[BEGIN]

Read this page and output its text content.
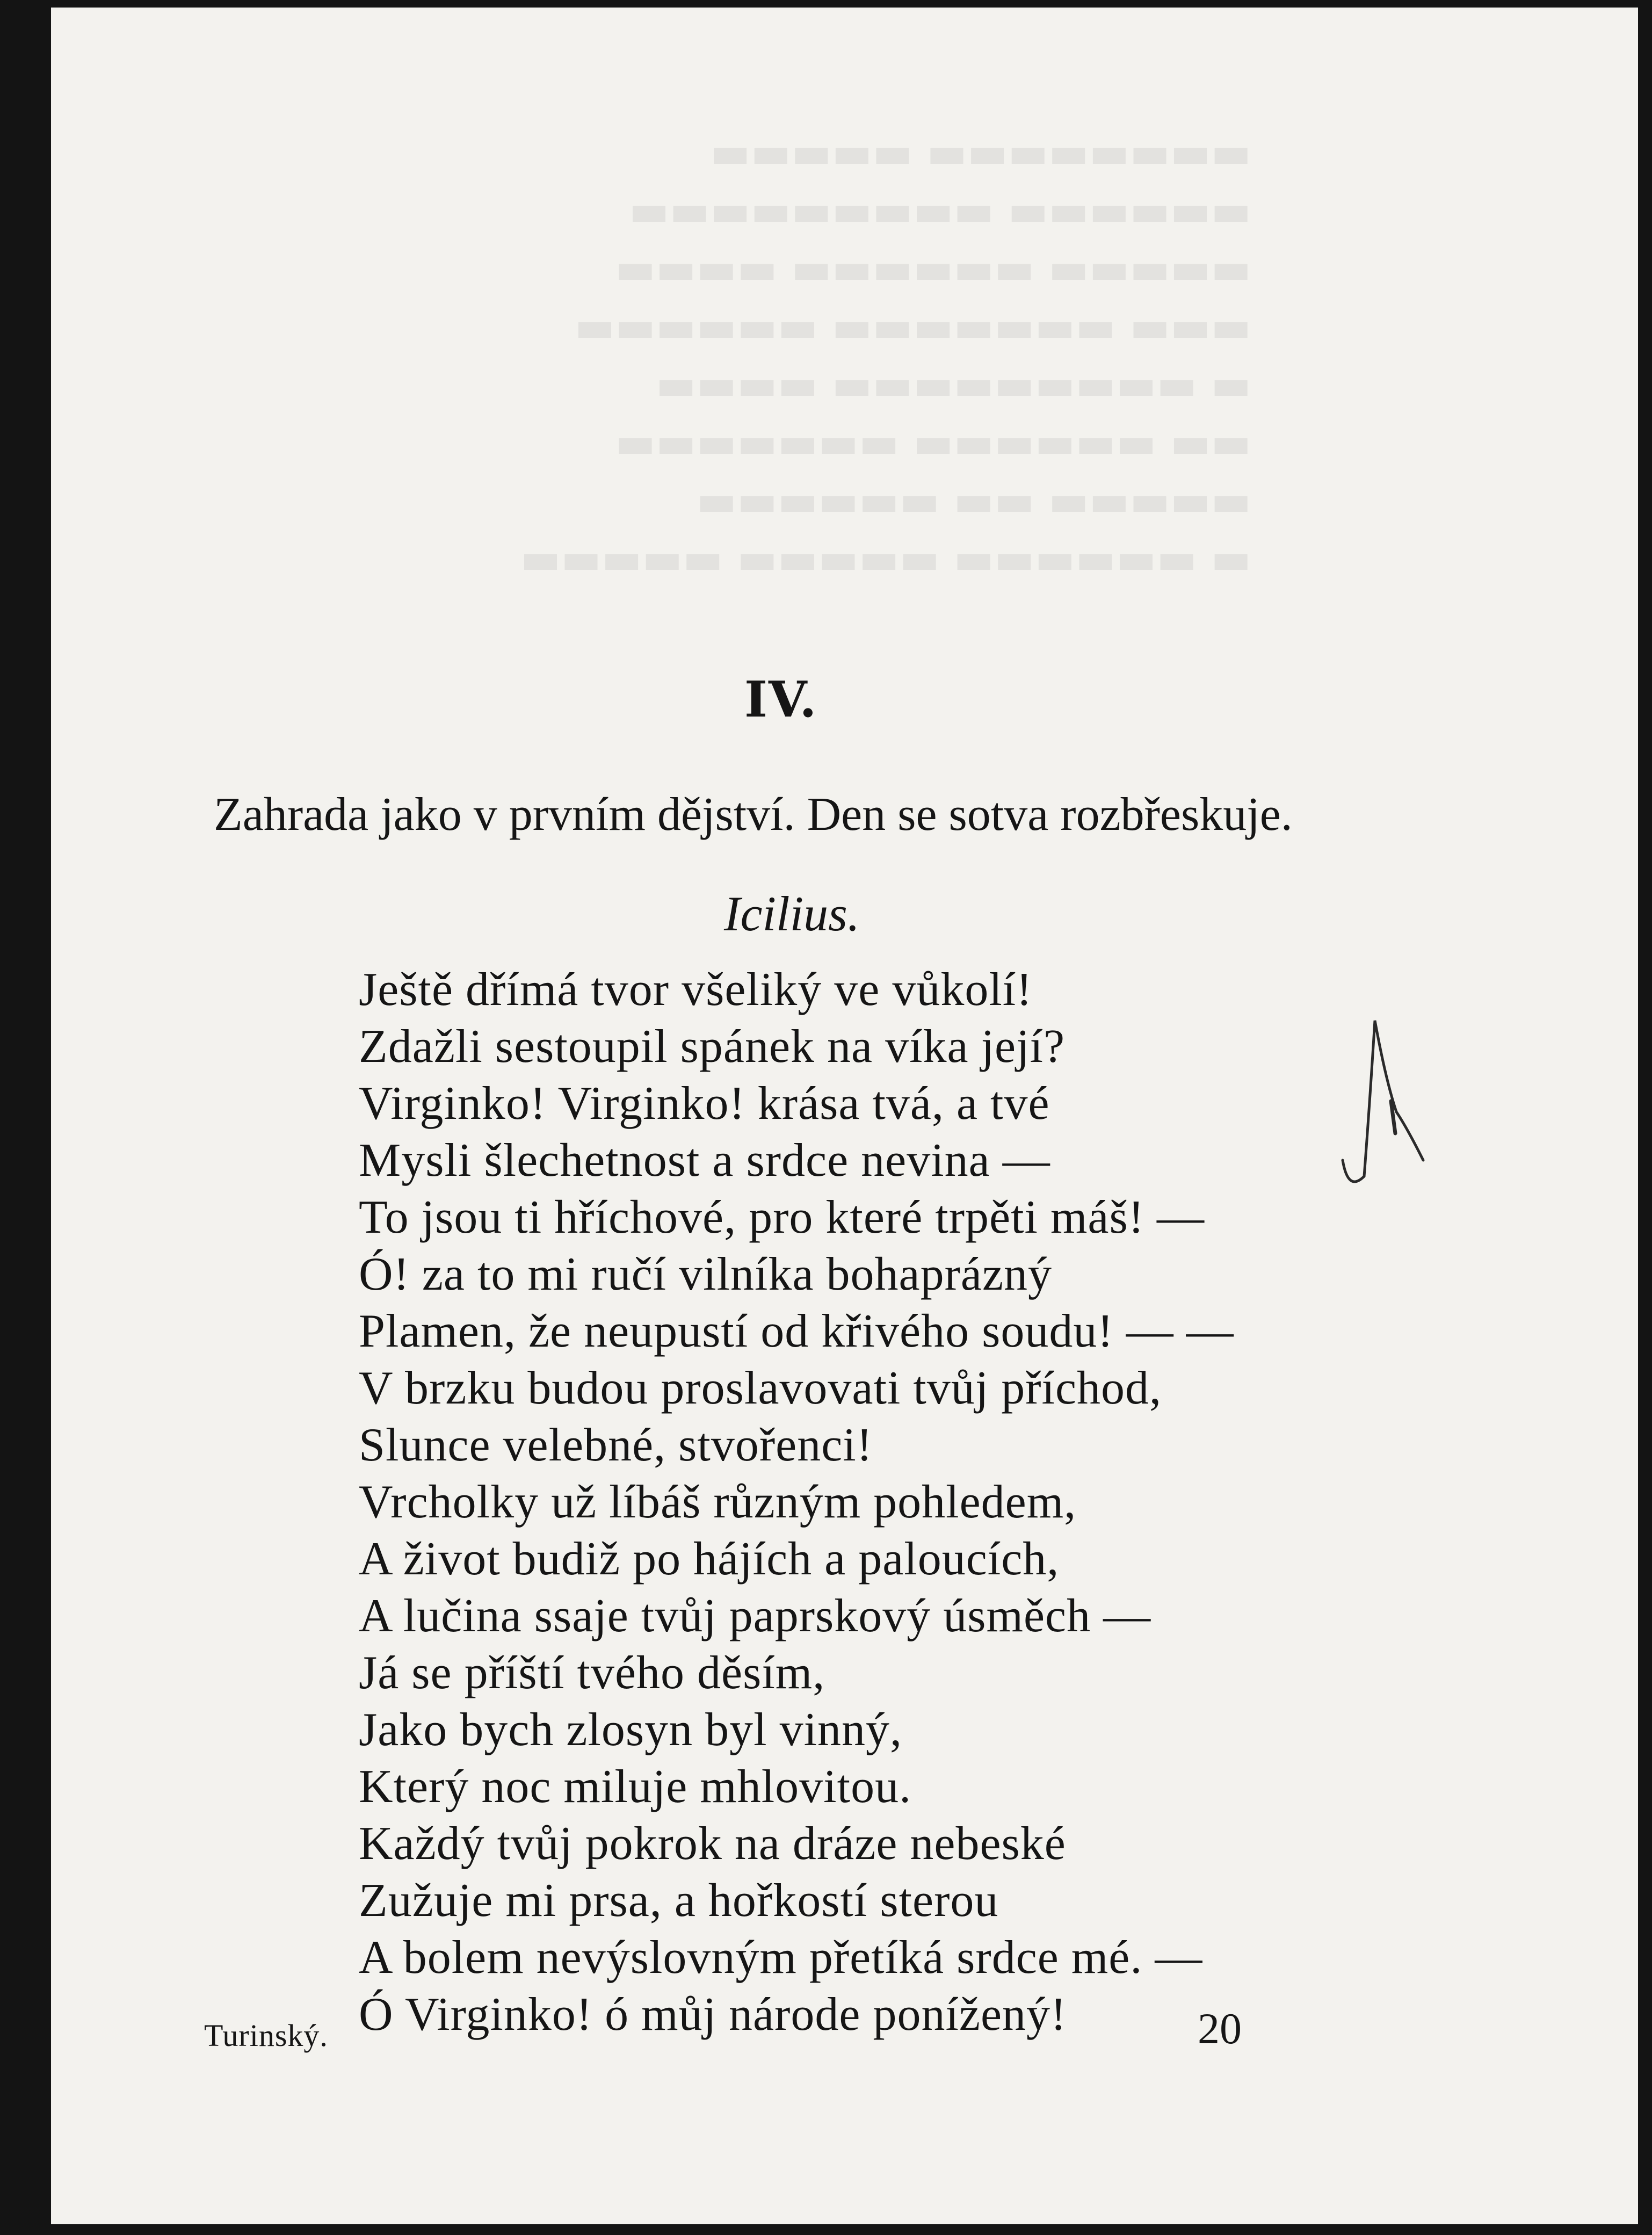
▬▬▬▬▬▬▬▬ ▬▬▬▬▬
▬▬▬▬▬▬ ▬▬▬▬▬▬▬▬▬
▬▬▬▬▬ ▬▬▬▬▬▬ ▬▬▬▬
▬▬▬ ▬▬▬▬▬▬▬ ▬▬▬▬▬▬
▬ ▬▬▬▬▬▬▬▬▬ ▬▬▬▬
▬▬ ▬▬▬▬▬▬ ▬▬▬▬▬▬▬
▬▬▬▬▬ ▬▬ ▬▬▬▬▬▬
▬ ▬▬▬▬▬▬ ▬▬▬▬▬ ▬▬▬▬▬
IV.

Zahrada jako v prvním dějství. Den se sotva rozbřeskuje.

Icilius.

Ještě dřímá tvor všeliký ve vůkolí!
Zdažli sestoupil spánek na víka její?
Virginko! Virginko! krása tvá, a tvé
Mysli šlechetnost a srdce nevina —
To jsou ti hříchové, pro které trpěti máš! —
Ó! za to mi ručí vilníka bohaprázný
Plamen, že neupustí od křivého soudu! — —
V brzku budou proslavovati tvůj příchod,
Slunce velebné, stvořenci!
Vrcholky už líbáš různým pohledem,
A život budiž po hájích a paloucích,
A lučina ssaje tvůj paprskový úsměch —
Já se příští tvého děsím,
Jako bych zlosyn byl vinný,
Který noc miluje mhlovitou.
Každý tvůj pokrok na dráze nebeské
Zužuje mi prsa, a hořkostí sterou
A bolem nevýslovným přetíká srdce mé. —
Ó Virginko! ó můj národe ponížený!
Turinský.	20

[END]

* [DIRECTIVE]: Copy the records exactly as they appear, excluding images.

* [EXERCISE RESULT]:
Read this page and output its text content.
▬▬▬▬▬▬▬▬ ▬▬▬▬▬
▬▬▬▬▬▬ ▬▬▬▬▬▬▬▬▬
▬▬▬▬▬ ▬▬▬▬▬▬ ▬▬▬▬
▬▬▬ ▬▬▬▬▬▬▬ ▬▬▬▬▬▬
▬ ▬▬▬▬▬▬▬▬▬ ▬▬▬▬
▬▬ ▬▬▬▬▬▬ ▬▬▬▬▬▬▬
▬▬▬▬▬ ▬▬ ▬▬▬▬▬▬
▬ ▬▬▬▬▬▬ ▬▬▬▬▬ ▬▬▬▬▬
IV.

Zahrada jako v prvním dějství. Den se sotva rozbřeskuje.

Icilius.

Ještě dřímá tvor všeliký ve vůkolí!
Zdažli sestoupil spánek na víka její?
Virginko! Virginko! krása tvá, a tvé
Mysli šlechetnost a srdce nevina —
To jsou ti hříchové, pro které trpěti máš! —
Ó! za to mi ručí vilníka bohaprázný
Plamen, že neupustí od křivého soudu! — —
V brzku budou proslavovati tvůj příchod,
Slunce velebné, stvořenci!
Vrcholky už líbáš různým pohledem,
A život budiž po hájích a paloucích,
A lučina ssaje tvůj paprskový úsměch —
Já se příští tvého děsím,
Jako bych zlosyn byl vinný,
Který noc miluje mhlovitou.
Každý tvůj pokrok na dráze nebeské
Zužuje mi prsa, a hořkostí sterou
A bolem nevýslovným přetíká srdce mé. —
Ó Virginko! ó můj národe ponížený!
Turinský.	20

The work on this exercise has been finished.